Task to carry out -> Print the entries below word for word; the pictures stay out of your copy.

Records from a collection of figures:
__________________________________________________
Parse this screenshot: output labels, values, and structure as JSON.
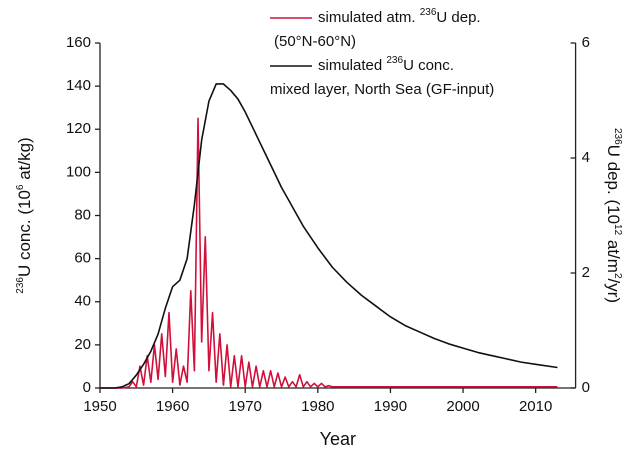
{
  "chart_data": {
    "type": "line",
    "xlabel": "Year",
    "ylabel": [
      {
        "text": "236",
        "sup": true
      },
      {
        "text": "U conc. (10"
      },
      {
        "text": "6",
        "sup": true
      },
      {
        "text": " at/kg)"
      }
    ],
    "y2label": [
      {
        "text": "236",
        "sup": true
      },
      {
        "text": "U dep. (10"
      },
      {
        "text": "12",
        "sup": true
      },
      {
        "text": " at/m"
      },
      {
        "text": "2",
        "sup": true
      },
      {
        "text": "/yr)"
      }
    ],
    "xlim": [
      1950,
      2015.5
    ],
    "xticks": [
      1950,
      1960,
      1970,
      1980,
      1990,
      2000,
      2010
    ],
    "ylim": [
      0,
      160
    ],
    "yticks": [
      0,
      20,
      40,
      60,
      80,
      100,
      120,
      140,
      160
    ],
    "y2lim": [
      0,
      6
    ],
    "y2ticks": [
      0,
      2,
      4,
      6
    ],
    "series": [
      {
        "name": [
          {
            "text": "simulated atm. "
          },
          {
            "text": "236",
            "sup": true
          },
          {
            "text": "U dep."
          }
        ],
        "name_line2": "(50°N-60°N)",
        "color": "#d0103a",
        "axis": "y2",
        "x": [
          1950,
          1953,
          1954,
          1954.5,
          1955,
          1955.5,
          1956,
          1956.5,
          1957,
          1957.5,
          1958,
          1958.5,
          1959,
          1959.5,
          1960,
          1960.5,
          1961,
          1961.5,
          1962,
          1962.5,
          1963,
          1963.5,
          1964,
          1964.5,
          1965,
          1965.5,
          1966,
          1966.5,
          1967,
          1967.5,
          1968,
          1968.5,
          1969,
          1969.5,
          1970,
          1970.5,
          1971,
          1971.5,
          1972,
          1972.5,
          1973,
          1973.5,
          1974,
          1974.5,
          1975,
          1975.5,
          1976,
          1976.5,
          1977,
          1977.5,
          1978,
          1978.5,
          1979,
          1979.5,
          1980,
          1980.5,
          1981,
          1981.5,
          1982,
          1990,
          2000,
          2013
        ],
        "values": [
          0,
          0,
          0.02,
          0.11,
          0.02,
          0.38,
          0.05,
          0.56,
          0.1,
          0.75,
          0.15,
          0.94,
          0.2,
          1.31,
          0.1,
          0.68,
          0.05,
          0.38,
          0.1,
          1.69,
          0.3,
          4.69,
          0.8,
          2.63,
          0.3,
          1.31,
          0.1,
          0.94,
          0.05,
          0.75,
          0.02,
          0.56,
          0.02,
          0.56,
          0.02,
          0.45,
          0.02,
          0.38,
          0.02,
          0.3,
          0.02,
          0.3,
          0.02,
          0.26,
          0.02,
          0.19,
          0.02,
          0.11,
          0.02,
          0.23,
          0.02,
          0.11,
          0.02,
          0.08,
          0.02,
          0.08,
          0.02,
          0.04,
          0.02,
          0.02,
          0.02,
          0.02
        ]
      },
      {
        "name": [
          {
            "text": "simulated "
          },
          {
            "text": "236",
            "sup": true
          },
          {
            "text": "U conc."
          }
        ],
        "name_line2": "mixed layer, North Sea (GF-input)",
        "color": "#111111",
        "axis": "y",
        "x": [
          1950,
          1952,
          1953,
          1954,
          1955,
          1956,
          1957,
          1958,
          1959,
          1960,
          1961,
          1962,
          1963,
          1964,
          1965,
          1966,
          1967,
          1968,
          1969,
          1970,
          1971,
          1972,
          1973,
          1974,
          1975,
          1976,
          1977,
          1978,
          1979,
          1980,
          1982,
          1984,
          1986,
          1988,
          1990,
          1992,
          1994,
          1996,
          1998,
          2000,
          2002,
          2004,
          2006,
          2008,
          2010,
          2013
        ],
        "values": [
          0,
          0,
          0.5,
          2,
          6,
          11,
          17,
          25,
          37,
          47,
          50,
          60,
          85,
          115,
          133,
          141,
          141,
          138,
          134,
          128,
          121,
          114,
          107,
          100,
          93,
          87,
          81,
          75,
          70,
          65,
          56,
          49,
          43,
          38,
          33,
          29,
          26,
          23,
          20.5,
          18.5,
          16.5,
          15,
          13.5,
          12,
          11,
          9.5
        ]
      }
    ]
  }
}
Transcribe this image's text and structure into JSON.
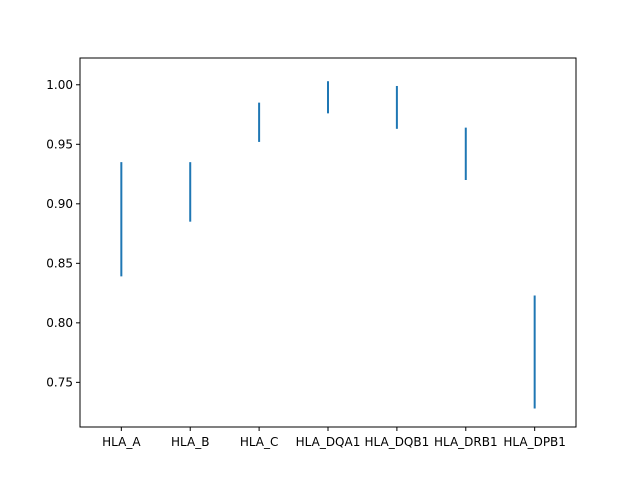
{
  "chart_data": {
    "type": "range",
    "title": "",
    "xlabel": "",
    "ylabel": "",
    "categories": [
      "HLA_A",
      "HLA_B",
      "HLA_C",
      "HLA_DQA1",
      "HLA_DQB1",
      "HLA_DRB1",
      "HLA_DPB1"
    ],
    "series": [
      {
        "color": "#1f77b4",
        "lows": [
          0.839,
          0.885,
          0.952,
          0.976,
          0.963,
          0.92,
          0.728
        ],
        "highs": [
          0.935,
          0.935,
          0.985,
          1.003,
          0.999,
          0.964,
          0.823
        ]
      }
    ],
    "ylim": [
      0.7125,
      1.0225
    ],
    "yticks": [
      0.75,
      0.8,
      0.85,
      0.9,
      0.95,
      1.0
    ],
    "ytick_labels": [
      "0.75",
      "0.80",
      "0.85",
      "0.90",
      "0.95",
      "1.00"
    ],
    "grid": false,
    "legend": "none"
  }
}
__________________________________________________
Solution for this task ->
Parse this screenshot: output labels, values, and structure as JSON.
{
  "chart_data": {
    "type": "line",
    "xlabel": "Year",
    "ylabel": [
      {
        "text": "236",
        "sup": true
      },
      {
        "text": "U conc. (10"
      },
      {
        "text": "6",
        "sup": true
      },
      {
        "text": " at/kg)"
      }
    ],
    "y2label": [
      {
        "text": "236",
        "sup": true
      },
      {
        "text": "U dep. (10"
      },
      {
        "text": "12",
        "sup": true
      },
      {
        "text": " at/m"
      },
      {
        "text": "2",
        "sup": true
      },
      {
        "text": "/yr)"
      }
    ],
    "xlim": [
      1950,
      2015.5
    ],
    "xticks": [
      1950,
      1960,
      1970,
      1980,
      1990,
      2000,
      2010
    ],
    "ylim": [
      0,
      160
    ],
    "yticks": [
      0,
      20,
      40,
      60,
      80,
      100,
      120,
      140,
      160
    ],
    "y2lim": [
      0,
      6
    ],
    "y2ticks": [
      0,
      2,
      4,
      6
    ],
    "series": [
      {
        "name": [
          {
            "text": "simulated atm. "
          },
          {
            "text": "236",
            "sup": true
          },
          {
            "text": "U dep."
          }
        ],
        "name_line2": "(50°N-60°N)",
        "color": "#d0103a",
        "axis": "y2",
        "x": [
          1950,
          1953,
          1954,
          1954.5,
          1955,
          1955.5,
          1956,
          1956.5,
          1957,
          1957.5,
          1958,
          1958.5,
          1959,
          1959.5,
          1960,
          1960.5,
          1961,
          1961.5,
          1962,
          1962.5,
          1963,
          1963.5,
          1964,
          1964.5,
          1965,
          1965.5,
          1966,
          1966.5,
          1967,
          1967.5,
          1968,
          1968.5,
          1969,
          1969.5,
          1970,
          1970.5,
          1971,
          1971.5,
          1972,
          1972.5,
          1973,
          1973.5,
          1974,
          1974.5,
          1975,
          1975.5,
          1976,
          1976.5,
          1977,
          1977.5,
          1978,
          1978.5,
          1979,
          1979.5,
          1980,
          1980.5,
          1981,
          1981.5,
          1982,
          1990,
          2000,
          2013
        ],
        "values": [
          0,
          0,
          0.02,
          0.11,
          0.02,
          0.38,
          0.05,
          0.56,
          0.1,
          0.75,
          0.15,
          0.94,
          0.2,
          1.31,
          0.1,
          0.68,
          0.05,
          0.38,
          0.1,
          1.69,
          0.3,
          4.69,
          0.8,
          2.63,
          0.3,
          1.31,
          0.1,
          0.94,
          0.05,
          0.75,
          0.02,
          0.56,
          0.02,
          0.56,
          0.02,
          0.45,
          0.02,
          0.38,
          0.02,
          0.3,
          0.02,
          0.3,
          0.02,
          0.26,
          0.02,
          0.19,
          0.02,
          0.11,
          0.02,
          0.23,
          0.02,
          0.11,
          0.02,
          0.08,
          0.02,
          0.08,
          0.02,
          0.04,
          0.02,
          0.02,
          0.02,
          0.02
        ]
      },
      {
        "name": [
          {
            "text": "simulated "
          },
          {
            "text": "236",
            "sup": true
          },
          {
            "text": "U conc."
          }
        ],
        "name_line2": "mixed layer, North Sea (GF-input)",
        "color": "#111111",
        "axis": "y",
        "x": [
          1950,
          1952,
          1953,
          1954,
          1955,
          1956,
          1957,
          1958,
          1959,
          1960,
          1961,
          1962,
          1963,
          1964,
          1965,
          1966,
          1967,
          1968,
          1969,
          1970,
          1971,
          1972,
          1973,
          1974,
          1975,
          1976,
          1977,
          1978,
          1979,
          1980,
          1982,
          1984,
          1986,
          1988,
          1990,
          1992,
          1994,
          1996,
          1998,
          2000,
          2002,
          2004,
          2006,
          2008,
          2010,
          2013
        ],
        "values": [
          0,
          0,
          0.5,
          2,
          6,
          11,
          17,
          25,
          37,
          47,
          50,
          60,
          85,
          115,
          133,
          141,
          141,
          138,
          134,
          128,
          121,
          114,
          107,
          100,
          93,
          87,
          81,
          75,
          70,
          65,
          56,
          49,
          43,
          38,
          33,
          29,
          26,
          23,
          20.5,
          18.5,
          16.5,
          15,
          13.5,
          12,
          11,
          9.5
        ]
      }
    ]
  }
}
Transcribe this image's text and structure into JSON.
{
  "chart_data": {
    "type": "range",
    "title": "",
    "xlabel": "",
    "ylabel": "",
    "categories": [
      "HLA_A",
      "HLA_B",
      "HLA_C",
      "HLA_DQA1",
      "HLA_DQB1",
      "HLA_DRB1",
      "HLA_DPB1"
    ],
    "series": [
      {
        "color": "#1f77b4",
        "lows": [
          0.839,
          0.885,
          0.952,
          0.976,
          0.963,
          0.92,
          0.728
        ],
        "highs": [
          0.935,
          0.935,
          0.985,
          1.003,
          0.999,
          0.964,
          0.823
        ]
      }
    ],
    "ylim": [
      0.7125,
      1.0225
    ],
    "yticks": [
      0.75,
      0.8,
      0.85,
      0.9,
      0.95,
      1.0
    ],
    "ytick_labels": [
      "0.75",
      "0.80",
      "0.85",
      "0.90",
      "0.95",
      "1.00"
    ],
    "grid": false,
    "legend": "none"
  }
}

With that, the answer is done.